§ PROVIDED RECORDS:
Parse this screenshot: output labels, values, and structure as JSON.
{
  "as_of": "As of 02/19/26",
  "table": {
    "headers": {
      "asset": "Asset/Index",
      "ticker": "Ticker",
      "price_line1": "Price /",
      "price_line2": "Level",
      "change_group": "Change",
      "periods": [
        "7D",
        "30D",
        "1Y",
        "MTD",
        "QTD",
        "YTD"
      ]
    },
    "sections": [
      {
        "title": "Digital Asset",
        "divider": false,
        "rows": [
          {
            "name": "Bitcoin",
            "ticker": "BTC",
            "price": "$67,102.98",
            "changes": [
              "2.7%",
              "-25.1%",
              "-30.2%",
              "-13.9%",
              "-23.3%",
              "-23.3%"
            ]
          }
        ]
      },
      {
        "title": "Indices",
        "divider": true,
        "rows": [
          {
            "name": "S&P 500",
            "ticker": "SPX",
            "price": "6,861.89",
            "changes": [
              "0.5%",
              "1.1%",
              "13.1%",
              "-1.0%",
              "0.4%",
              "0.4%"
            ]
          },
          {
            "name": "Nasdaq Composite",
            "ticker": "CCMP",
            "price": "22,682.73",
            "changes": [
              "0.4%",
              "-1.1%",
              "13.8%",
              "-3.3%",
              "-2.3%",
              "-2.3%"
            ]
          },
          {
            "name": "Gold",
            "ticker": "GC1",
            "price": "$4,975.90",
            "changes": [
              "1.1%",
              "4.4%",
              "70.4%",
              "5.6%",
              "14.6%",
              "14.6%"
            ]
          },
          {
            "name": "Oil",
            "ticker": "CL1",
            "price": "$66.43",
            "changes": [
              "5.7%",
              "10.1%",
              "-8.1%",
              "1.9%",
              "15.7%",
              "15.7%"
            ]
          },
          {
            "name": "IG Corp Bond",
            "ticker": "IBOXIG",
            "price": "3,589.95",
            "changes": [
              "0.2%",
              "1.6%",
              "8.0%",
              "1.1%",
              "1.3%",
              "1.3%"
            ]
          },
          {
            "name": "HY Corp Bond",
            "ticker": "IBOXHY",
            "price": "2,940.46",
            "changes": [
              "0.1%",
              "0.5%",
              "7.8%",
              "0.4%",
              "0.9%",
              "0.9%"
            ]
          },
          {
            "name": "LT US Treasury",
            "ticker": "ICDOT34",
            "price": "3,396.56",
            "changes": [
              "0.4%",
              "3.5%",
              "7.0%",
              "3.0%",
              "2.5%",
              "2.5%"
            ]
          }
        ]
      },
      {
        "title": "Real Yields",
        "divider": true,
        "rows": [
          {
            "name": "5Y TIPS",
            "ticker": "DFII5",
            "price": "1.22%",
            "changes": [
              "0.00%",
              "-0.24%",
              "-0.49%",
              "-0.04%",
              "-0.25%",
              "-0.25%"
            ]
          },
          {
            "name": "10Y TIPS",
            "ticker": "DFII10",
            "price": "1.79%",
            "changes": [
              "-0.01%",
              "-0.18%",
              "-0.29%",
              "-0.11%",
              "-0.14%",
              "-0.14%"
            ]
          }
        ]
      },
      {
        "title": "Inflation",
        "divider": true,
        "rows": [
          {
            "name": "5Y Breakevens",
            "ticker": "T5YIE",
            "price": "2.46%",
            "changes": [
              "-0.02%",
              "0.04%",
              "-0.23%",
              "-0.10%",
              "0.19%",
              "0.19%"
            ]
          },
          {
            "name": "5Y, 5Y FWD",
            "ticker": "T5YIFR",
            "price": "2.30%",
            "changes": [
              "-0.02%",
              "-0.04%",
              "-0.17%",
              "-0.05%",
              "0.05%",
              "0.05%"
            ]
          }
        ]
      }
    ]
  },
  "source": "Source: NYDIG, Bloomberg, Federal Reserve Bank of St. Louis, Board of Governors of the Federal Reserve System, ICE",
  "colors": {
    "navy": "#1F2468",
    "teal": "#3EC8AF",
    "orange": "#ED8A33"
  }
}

§ INSTRUCTION: Pick out and copy every line that contains the word "Asset".

§ THE REPLY:
      "asset": "Asset/Index",
        "title": "Digital Asset",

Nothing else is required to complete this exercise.